(Dataset listings of figures)
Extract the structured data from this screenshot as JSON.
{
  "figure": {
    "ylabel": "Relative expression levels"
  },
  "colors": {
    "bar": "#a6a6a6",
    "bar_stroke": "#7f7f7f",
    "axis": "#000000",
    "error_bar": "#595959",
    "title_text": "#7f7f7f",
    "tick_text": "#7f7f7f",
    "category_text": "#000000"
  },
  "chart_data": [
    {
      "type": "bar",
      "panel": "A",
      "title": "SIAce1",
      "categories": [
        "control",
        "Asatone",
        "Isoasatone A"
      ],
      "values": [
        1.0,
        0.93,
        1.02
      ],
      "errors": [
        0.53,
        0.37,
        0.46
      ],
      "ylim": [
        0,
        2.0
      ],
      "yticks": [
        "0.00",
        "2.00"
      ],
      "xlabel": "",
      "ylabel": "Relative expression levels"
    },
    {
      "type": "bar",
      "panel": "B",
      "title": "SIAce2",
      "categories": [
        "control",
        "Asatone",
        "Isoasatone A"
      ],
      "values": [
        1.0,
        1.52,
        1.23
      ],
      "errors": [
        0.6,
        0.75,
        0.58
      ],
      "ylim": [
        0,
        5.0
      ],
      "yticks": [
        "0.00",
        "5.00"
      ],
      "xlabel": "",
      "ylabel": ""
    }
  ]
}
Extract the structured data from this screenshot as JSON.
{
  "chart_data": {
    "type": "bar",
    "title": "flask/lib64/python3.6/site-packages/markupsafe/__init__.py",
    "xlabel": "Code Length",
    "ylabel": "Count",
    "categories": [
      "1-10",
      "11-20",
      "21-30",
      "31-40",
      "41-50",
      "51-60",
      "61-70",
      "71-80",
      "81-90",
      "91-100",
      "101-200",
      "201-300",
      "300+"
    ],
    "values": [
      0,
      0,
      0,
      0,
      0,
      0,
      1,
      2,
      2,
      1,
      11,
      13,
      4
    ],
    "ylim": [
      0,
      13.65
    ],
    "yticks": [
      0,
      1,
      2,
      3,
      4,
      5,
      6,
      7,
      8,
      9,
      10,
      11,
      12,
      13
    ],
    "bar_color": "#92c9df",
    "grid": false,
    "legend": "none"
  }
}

Exercise objective -
Each line of the listing should be echoed back exactly.

The response -
Extract the structured data from this screenshot as JSON.
{
  "figure": {
    "ylabel": "Relative expression levels"
  },
  "colors": {
    "bar": "#a6a6a6",
    "bar_stroke": "#7f7f7f",
    "axis": "#000000",
    "error_bar": "#595959",
    "title_text": "#7f7f7f",
    "tick_text": "#7f7f7f",
    "category_text": "#000000"
  },
  "chart_data": [
    {
      "type": "bar",
      "panel": "A",
      "title": "SIAce1",
      "categories": [
        "control",
        "Asatone",
        "Isoasatone A"
      ],
      "values": [
        1.0,
        0.93,
        1.02
      ],
      "errors": [
        0.53,
        0.37,
        0.46
      ],
      "ylim": [
        0,
        2.0
      ],
      "yticks": [
        "0.00",
        "2.00"
      ],
      "xlabel": "",
      "ylabel": "Relative expression levels"
    },
    {
      "type": "bar",
      "panel": "B",
      "title": "SIAce2",
      "categories": [
        "control",
        "Asatone",
        "Isoasatone A"
      ],
      "values": [
        1.0,
        1.52,
        1.23
      ],
      "errors": [
        0.6,
        0.75,
        0.58
      ],
      "ylim": [
        0,
        5.0
      ],
      "yticks": [
        "0.00",
        "5.00"
      ],
      "xlabel": "",
      "ylabel": ""
    }
  ]
}
Extract the structured data from this screenshot as JSON.
{
  "chart_data": {
    "type": "bar",
    "title": "flask/lib64/python3.6/site-packages/markupsafe/__init__.py",
    "xlabel": "Code Length",
    "ylabel": "Count",
    "categories": [
      "1-10",
      "11-20",
      "21-30",
      "31-40",
      "41-50",
      "51-60",
      "61-70",
      "71-80",
      "81-90",
      "91-100",
      "101-200",
      "201-300",
      "300+"
    ],
    "values": [
      0,
      0,
      0,
      0,
      0,
      0,
      1,
      2,
      2,
      1,
      11,
      13,
      4
    ],
    "ylim": [
      0,
      13.65
    ],
    "yticks": [
      0,
      1,
      2,
      3,
      4,
      5,
      6,
      7,
      8,
      9,
      10,
      11,
      12,
      13
    ],
    "bar_color": "#92c9df",
    "grid": false,
    "legend": "none"
  }
}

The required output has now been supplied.